- _PROBLEM DETAILS_: Across the entries below, how many lines contain the word "name"? Give the number alone.

- _MATERIAL TO PROCESS_:
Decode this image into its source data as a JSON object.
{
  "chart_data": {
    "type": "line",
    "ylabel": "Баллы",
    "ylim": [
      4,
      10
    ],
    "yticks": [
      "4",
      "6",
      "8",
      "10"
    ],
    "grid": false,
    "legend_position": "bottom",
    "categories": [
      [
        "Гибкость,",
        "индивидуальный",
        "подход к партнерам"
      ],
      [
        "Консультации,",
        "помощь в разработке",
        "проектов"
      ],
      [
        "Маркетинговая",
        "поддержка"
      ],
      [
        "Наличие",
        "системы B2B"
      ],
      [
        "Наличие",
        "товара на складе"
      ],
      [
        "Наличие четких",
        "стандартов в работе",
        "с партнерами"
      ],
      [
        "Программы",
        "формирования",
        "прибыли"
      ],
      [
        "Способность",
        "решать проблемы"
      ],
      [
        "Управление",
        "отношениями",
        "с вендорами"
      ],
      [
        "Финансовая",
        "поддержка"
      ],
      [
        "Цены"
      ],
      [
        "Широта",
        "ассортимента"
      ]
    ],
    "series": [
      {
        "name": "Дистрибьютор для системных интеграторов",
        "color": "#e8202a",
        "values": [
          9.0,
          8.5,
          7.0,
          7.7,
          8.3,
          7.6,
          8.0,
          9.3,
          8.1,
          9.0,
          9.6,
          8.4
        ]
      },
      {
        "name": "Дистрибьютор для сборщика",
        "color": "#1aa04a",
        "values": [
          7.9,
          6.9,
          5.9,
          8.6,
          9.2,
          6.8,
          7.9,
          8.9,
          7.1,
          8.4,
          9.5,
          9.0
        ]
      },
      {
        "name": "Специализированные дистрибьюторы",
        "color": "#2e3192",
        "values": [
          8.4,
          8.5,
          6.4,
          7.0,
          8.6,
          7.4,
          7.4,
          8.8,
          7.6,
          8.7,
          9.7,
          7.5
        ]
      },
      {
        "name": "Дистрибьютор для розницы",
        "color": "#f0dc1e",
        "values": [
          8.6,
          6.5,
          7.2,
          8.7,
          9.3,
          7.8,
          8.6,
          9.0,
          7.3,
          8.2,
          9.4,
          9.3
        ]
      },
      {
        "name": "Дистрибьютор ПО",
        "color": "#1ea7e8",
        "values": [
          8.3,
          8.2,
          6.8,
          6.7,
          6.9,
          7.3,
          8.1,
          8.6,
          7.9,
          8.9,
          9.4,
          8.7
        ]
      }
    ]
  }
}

- _SOLUTION FOR THIS TASK_: 5